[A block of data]
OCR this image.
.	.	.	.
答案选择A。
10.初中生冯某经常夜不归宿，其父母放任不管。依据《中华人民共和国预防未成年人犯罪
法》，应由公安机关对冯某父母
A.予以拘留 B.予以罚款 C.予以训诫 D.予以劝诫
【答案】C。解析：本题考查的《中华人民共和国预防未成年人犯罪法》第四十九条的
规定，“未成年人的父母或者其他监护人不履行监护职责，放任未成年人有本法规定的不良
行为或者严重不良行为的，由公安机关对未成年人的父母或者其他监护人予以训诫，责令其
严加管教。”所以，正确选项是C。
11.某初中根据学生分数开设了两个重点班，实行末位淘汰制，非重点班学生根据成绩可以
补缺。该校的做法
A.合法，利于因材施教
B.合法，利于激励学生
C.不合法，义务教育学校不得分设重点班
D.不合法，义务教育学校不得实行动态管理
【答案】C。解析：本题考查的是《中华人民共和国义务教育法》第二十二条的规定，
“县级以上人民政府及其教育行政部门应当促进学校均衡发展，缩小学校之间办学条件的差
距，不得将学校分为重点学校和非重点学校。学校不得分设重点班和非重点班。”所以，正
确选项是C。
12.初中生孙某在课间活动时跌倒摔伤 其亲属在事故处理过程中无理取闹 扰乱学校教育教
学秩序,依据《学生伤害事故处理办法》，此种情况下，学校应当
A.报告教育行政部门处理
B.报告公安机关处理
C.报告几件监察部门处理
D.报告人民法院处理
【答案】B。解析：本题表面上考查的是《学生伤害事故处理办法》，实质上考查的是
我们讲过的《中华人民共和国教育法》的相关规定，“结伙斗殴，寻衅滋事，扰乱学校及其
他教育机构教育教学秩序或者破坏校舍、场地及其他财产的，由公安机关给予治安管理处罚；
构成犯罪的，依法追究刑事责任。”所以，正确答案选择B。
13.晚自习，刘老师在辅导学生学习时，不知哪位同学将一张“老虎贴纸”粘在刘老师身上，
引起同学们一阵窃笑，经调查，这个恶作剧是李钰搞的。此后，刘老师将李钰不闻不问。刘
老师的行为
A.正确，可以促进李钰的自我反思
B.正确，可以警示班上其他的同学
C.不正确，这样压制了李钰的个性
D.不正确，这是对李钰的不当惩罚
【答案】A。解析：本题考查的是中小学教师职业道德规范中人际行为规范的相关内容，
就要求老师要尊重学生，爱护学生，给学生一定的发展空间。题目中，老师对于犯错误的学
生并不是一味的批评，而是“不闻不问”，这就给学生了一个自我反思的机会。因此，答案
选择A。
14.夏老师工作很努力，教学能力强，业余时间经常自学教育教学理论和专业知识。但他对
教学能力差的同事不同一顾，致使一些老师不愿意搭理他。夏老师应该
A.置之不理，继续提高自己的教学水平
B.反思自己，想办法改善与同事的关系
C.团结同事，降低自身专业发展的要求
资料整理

Task to carry out:
Your task is to output the full set of records exactly as presented.

Correct answer:
OCR this image.
.	.	.	.
答案选择A。
10.初中生冯某经常夜不归宿，其父母放任不管。依据《中华人民共和国预防未成年人犯罪
法》，应由公安机关对冯某父母
A.予以拘留 B.予以罚款 C.予以训诫 D.予以劝诫
【答案】C。解析：本题考查的《中华人民共和国预防未成年人犯罪法》第四十九条的
规定，“未成年人的父母或者其他监护人不履行监护职责，放任未成年人有本法规定的不良
行为或者严重不良行为的，由公安机关对未成年人的父母或者其他监护人予以训诫，责令其
严加管教。”所以，正确选项是C。
11.某初中根据学生分数开设了两个重点班，实行末位淘汰制，非重点班学生根据成绩可以
补缺。该校的做法
A.合法，利于因材施教
B.合法，利于激励学生
C.不合法，义务教育学校不得分设重点班
D.不合法，义务教育学校不得实行动态管理
【答案】C。解析：本题考查的是《中华人民共和国义务教育法》第二十二条的规定，
“县级以上人民政府及其教育行政部门应当促进学校均衡发展，缩小学校之间办学条件的差
距，不得将学校分为重点学校和非重点学校。学校不得分设重点班和非重点班。”所以，正
确选项是C。
12.初中生孙某在课间活动时跌倒摔伤 其亲属在事故处理过程中无理取闹 扰乱学校教育教
学秩序,依据《学生伤害事故处理办法》，此种情况下，学校应当
A.报告教育行政部门处理
B.报告公安机关处理
C.报告几件监察部门处理
D.报告人民法院处理
【答案】B。解析：本题表面上考查的是《学生伤害事故处理办法》，实质上考查的是
我们讲过的《中华人民共和国教育法》的相关规定，“结伙斗殴，寻衅滋事，扰乱学校及其
他教育机构教育教学秩序或者破坏校舍、场地及其他财产的，由公安机关给予治安管理处罚；
构成犯罪的，依法追究刑事责任。”所以，正确答案选择B。
13.晚自习，刘老师在辅导学生学习时，不知哪位同学将一张“老虎贴纸”粘在刘老师身上，
引起同学们一阵窃笑，经调查，这个恶作剧是李钰搞的。此后，刘老师将李钰不闻不问。刘
老师的行为
A.正确，可以促进李钰的自我反思
B.正确，可以警示班上其他的同学
C.不正确，这样压制了李钰的个性
D.不正确，这是对李钰的不当惩罚
【答案】A。解析：本题考查的是中小学教师职业道德规范中人际行为规范的相关内容，
就要求老师要尊重学生，爱护学生，给学生一定的发展空间。题目中，老师对于犯错误的学
生并不是一味的批评，而是“不闻不问”，这就给学生了一个自我反思的机会。因此，答案
选择A。
14.夏老师工作很努力，教学能力强，业余时间经常自学教育教学理论和专业知识。但他对
教学能力差的同事不同一顾，致使一些老师不愿意搭理他。夏老师应该
A.置之不理，继续提高自己的教学水平
B.反思自己，想办法改善与同事的关系
C.团结同事，降低自身专业发展的要求
资料整理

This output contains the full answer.